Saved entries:
◆ ◆ ◆

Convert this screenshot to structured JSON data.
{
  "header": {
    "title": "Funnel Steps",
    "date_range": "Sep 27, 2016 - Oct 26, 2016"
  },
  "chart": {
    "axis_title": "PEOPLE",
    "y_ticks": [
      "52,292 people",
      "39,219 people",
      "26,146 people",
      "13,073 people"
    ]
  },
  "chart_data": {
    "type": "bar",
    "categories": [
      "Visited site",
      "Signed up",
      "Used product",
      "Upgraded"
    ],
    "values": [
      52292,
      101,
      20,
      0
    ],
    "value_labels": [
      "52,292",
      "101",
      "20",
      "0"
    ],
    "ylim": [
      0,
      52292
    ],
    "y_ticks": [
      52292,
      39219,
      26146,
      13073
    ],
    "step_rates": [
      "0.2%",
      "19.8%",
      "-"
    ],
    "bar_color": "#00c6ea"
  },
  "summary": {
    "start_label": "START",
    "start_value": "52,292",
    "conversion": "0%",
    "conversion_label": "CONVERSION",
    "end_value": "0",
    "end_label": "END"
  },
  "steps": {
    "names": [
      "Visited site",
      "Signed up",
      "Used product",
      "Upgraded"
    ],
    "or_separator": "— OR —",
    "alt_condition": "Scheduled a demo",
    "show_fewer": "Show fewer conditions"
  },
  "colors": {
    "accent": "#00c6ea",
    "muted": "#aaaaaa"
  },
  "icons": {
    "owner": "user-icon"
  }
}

◆ ◆ ◆

DIRECTION: Copy out each record, keeping every word as it is.

EXERCISE RESPONSE:
Convert this screenshot to structured JSON data.
{
  "header": {
    "title": "Funnel Steps",
    "date_range": "Sep 27, 2016 - Oct 26, 2016"
  },
  "chart": {
    "axis_title": "PEOPLE",
    "y_ticks": [
      "52,292 people",
      "39,219 people",
      "26,146 people",
      "13,073 people"
    ]
  },
  "chart_data": {
    "type": "bar",
    "categories": [
      "Visited site",
      "Signed up",
      "Used product",
      "Upgraded"
    ],
    "values": [
      52292,
      101,
      20,
      0
    ],
    "value_labels": [
      "52,292",
      "101",
      "20",
      "0"
    ],
    "ylim": [
      0,
      52292
    ],
    "y_ticks": [
      52292,
      39219,
      26146,
      13073
    ],
    "step_rates": [
      "0.2%",
      "19.8%",
      "-"
    ],
    "bar_color": "#00c6ea"
  },
  "summary": {
    "start_label": "START",
    "start_value": "52,292",
    "conversion": "0%",
    "conversion_label": "CONVERSION",
    "end_value": "0",
    "end_label": "END"
  },
  "steps": {
    "names": [
      "Visited site",
      "Signed up",
      "Used product",
      "Upgraded"
    ],
    "or_separator": "— OR —",
    "alt_condition": "Scheduled a demo",
    "show_fewer": "Show fewer conditions"
  },
  "colors": {
    "accent": "#00c6ea",
    "muted": "#aaaaaa"
  },
  "icons": {
    "owner": "user-icon"
  }
}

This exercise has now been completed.